Saved entries

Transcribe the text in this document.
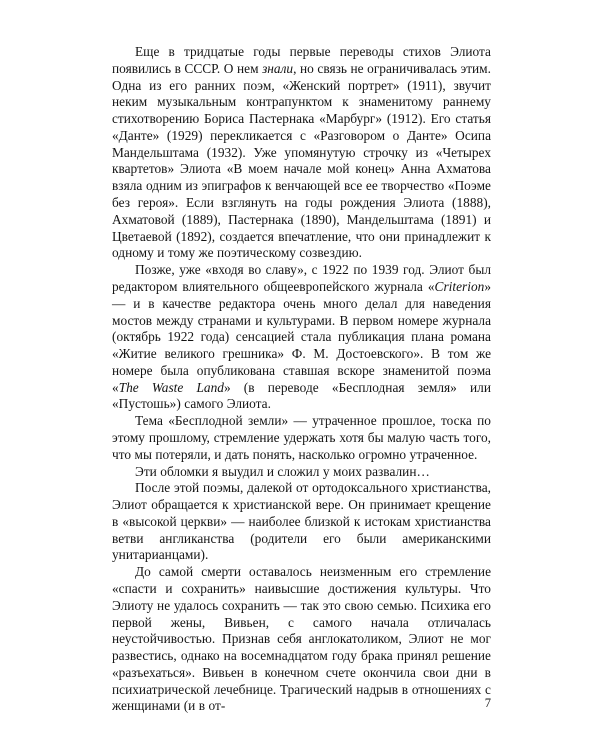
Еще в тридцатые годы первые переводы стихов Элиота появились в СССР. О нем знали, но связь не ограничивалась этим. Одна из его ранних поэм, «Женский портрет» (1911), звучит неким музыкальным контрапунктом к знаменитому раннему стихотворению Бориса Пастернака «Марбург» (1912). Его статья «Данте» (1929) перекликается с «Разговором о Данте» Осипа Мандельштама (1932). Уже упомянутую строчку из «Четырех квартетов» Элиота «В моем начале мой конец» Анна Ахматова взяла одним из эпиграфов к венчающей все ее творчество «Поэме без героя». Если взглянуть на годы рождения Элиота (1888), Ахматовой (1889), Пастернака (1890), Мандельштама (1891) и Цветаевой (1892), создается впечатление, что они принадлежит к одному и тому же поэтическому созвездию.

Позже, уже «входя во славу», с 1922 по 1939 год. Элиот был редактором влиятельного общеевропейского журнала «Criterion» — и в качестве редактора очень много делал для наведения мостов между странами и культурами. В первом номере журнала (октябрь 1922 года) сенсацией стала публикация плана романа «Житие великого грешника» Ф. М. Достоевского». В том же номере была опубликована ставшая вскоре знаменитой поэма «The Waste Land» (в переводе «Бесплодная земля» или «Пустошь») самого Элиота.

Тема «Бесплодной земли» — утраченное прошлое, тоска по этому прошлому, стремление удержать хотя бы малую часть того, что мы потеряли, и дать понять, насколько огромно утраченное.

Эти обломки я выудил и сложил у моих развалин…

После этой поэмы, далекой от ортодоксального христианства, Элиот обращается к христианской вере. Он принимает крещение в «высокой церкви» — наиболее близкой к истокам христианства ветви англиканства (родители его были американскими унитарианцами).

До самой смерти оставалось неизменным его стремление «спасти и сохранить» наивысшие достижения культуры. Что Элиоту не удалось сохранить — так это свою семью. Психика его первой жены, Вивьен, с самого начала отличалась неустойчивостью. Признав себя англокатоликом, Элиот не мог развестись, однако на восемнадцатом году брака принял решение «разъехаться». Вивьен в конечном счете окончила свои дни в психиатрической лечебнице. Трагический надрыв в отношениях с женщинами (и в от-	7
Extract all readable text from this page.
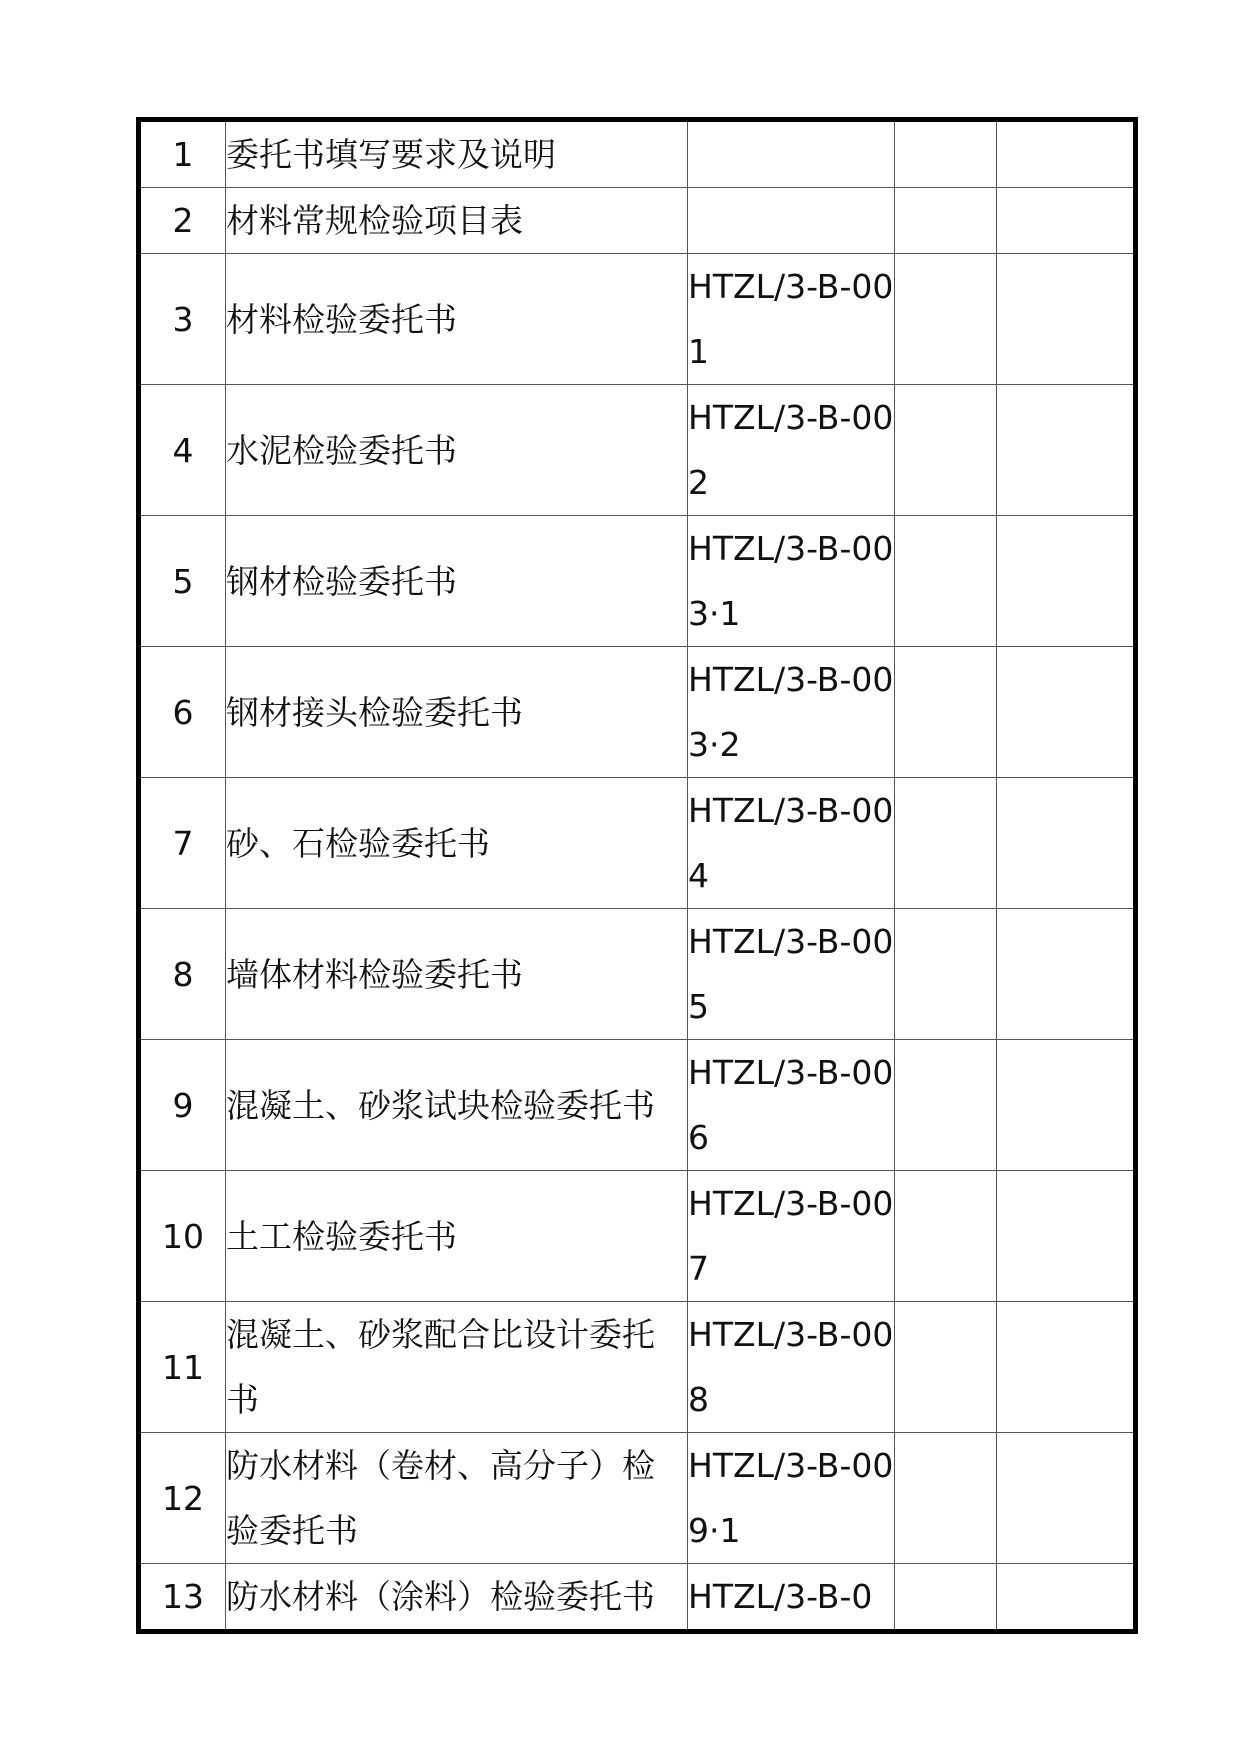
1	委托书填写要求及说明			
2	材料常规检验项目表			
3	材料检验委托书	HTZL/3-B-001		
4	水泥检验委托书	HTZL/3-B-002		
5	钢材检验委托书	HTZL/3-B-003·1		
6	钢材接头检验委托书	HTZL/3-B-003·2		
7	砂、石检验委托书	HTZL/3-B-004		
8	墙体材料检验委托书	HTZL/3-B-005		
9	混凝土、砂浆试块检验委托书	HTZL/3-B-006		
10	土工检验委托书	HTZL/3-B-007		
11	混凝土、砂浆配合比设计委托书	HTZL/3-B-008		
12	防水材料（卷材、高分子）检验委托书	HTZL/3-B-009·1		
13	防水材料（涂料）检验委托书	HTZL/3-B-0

• Task:
Reproduce every line exactly and omit all pictures.

• Completed exercise:
Transcribe the text in this document.
Еще в тридцатые годы первые переводы стихов Элиота появились в СССР. О нем знали, но связь не ограничивалась этим. Одна из его ранних поэм, «Женский портрет» (1911), звучит неким музыкальным контрапунктом к знаменитому раннему стихотворению Бориса Пастернака «Марбург» (1912). Его статья «Данте» (1929) перекликается с «Разговором о Данте» Осипа Мандельштама (1932). Уже упомянутую строчку из «Четырех квартетов» Элиота «В моем начале мой конец» Анна Ахматова взяла одним из эпиграфов к венчающей все ее творчество «Поэме без героя». Если взглянуть на годы рождения Элиота (1888), Ахматовой (1889), Пастернака (1890), Мандельштама (1891) и Цветаевой (1892), создается впечатление, что они принадлежит к одному и тому же поэтическому созвездию.

Позже, уже «входя во славу», с 1922 по 1939 год. Элиот был редактором влиятельного общеевропейского журнала «Criterion» — и в качестве редактора очень много делал для наведения мостов между странами и культурами. В первом номере журнала (октябрь 1922 года) сенсацией стала публикация плана романа «Житие великого грешника» Ф. М. Достоевского». В том же номере была опубликована ставшая вскоре знаменитой поэма «The Waste Land» (в переводе «Бесплодная земля» или «Пустошь») самого Элиота.

Тема «Бесплодной земли» — утраченное прошлое, тоска по этому прошлому, стремление удержать хотя бы малую часть того, что мы потеряли, и дать понять, насколько огромно утраченное.

Эти обломки я выудил и сложил у моих развалин…

После этой поэмы, далекой от ортодоксального христианства, Элиот обращается к христианской вере. Он принимает крещение в «высокой церкви» — наиболее близкой к истокам христианства ветви англиканства (родители его были американскими унитарианцами).

До самой смерти оставалось неизменным его стремление «спасти и сохранить» наивысшие достижения культуры. Что Элиоту не удалось сохранить — так это свою семью. Психика его первой жены, Вивьен, с самого начала отличалась неустойчивостью. Признав себя англокатоликом, Элиот не мог развестись, однако на восемнадцатом году брака принял решение «разъехаться». Вивьен в конечном счете окончила свои дни в психиатрической лечебнице. Трагический надрыв в отношениях с женщинами (и в от-	7
Extract all readable text from this page.
1	委托书填写要求及说明			
2	材料常规检验项目表			
3	材料检验委托书	HTZL/3-B-001		
4	水泥检验委托书	HTZL/3-B-002		
5	钢材检验委托书	HTZL/3-B-003·1		
6	钢材接头检验委托书	HTZL/3-B-003·2		
7	砂、石检验委托书	HTZL/3-B-004		
8	墙体材料检验委托书	HTZL/3-B-005		
9	混凝土、砂浆试块检验委托书	HTZL/3-B-006		
10	土工检验委托书	HTZL/3-B-007		
11	混凝土、砂浆配合比设计委托书	HTZL/3-B-008		
12	防水材料（卷材、高分子）检验委托书	HTZL/3-B-009·1		
13	防水材料（涂料）检验委托书	HTZL/3-B-0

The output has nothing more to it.